Transcribe the listing below word for word.

### Exercise material ###

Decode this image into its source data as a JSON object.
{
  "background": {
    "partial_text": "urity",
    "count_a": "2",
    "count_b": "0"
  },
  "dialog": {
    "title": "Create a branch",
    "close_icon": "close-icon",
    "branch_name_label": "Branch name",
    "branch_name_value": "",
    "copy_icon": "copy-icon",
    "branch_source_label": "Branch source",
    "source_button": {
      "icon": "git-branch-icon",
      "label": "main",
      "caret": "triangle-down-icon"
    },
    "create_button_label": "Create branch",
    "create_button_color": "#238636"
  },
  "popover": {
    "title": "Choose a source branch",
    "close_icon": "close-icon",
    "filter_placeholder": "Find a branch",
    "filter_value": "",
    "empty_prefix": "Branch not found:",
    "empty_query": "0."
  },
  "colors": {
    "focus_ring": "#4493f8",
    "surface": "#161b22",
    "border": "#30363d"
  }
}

###

Result -
Decode this image into its source data as a JSON object.
{
  "background": {
    "partial_text": "urity",
    "count_a": "2",
    "count_b": "0"
  },
  "dialog": {
    "title": "Create a branch",
    "close_icon": "close-icon",
    "branch_name_label": "Branch name",
    "branch_name_value": "",
    "copy_icon": "copy-icon",
    "branch_source_label": "Branch source",
    "source_button": {
      "icon": "git-branch-icon",
      "label": "main",
      "caret": "triangle-down-icon"
    },
    "create_button_label": "Create branch",
    "create_button_color": "#238636"
  },
  "popover": {
    "title": "Choose a source branch",
    "close_icon": "close-icon",
    "filter_placeholder": "Find a branch",
    "filter_value": "",
    "empty_prefix": "Branch not found:",
    "empty_query": "0."
  },
  "colors": {
    "focus_ring": "#4493f8",
    "surface": "#161b22",
    "border": "#30363d"
  }
}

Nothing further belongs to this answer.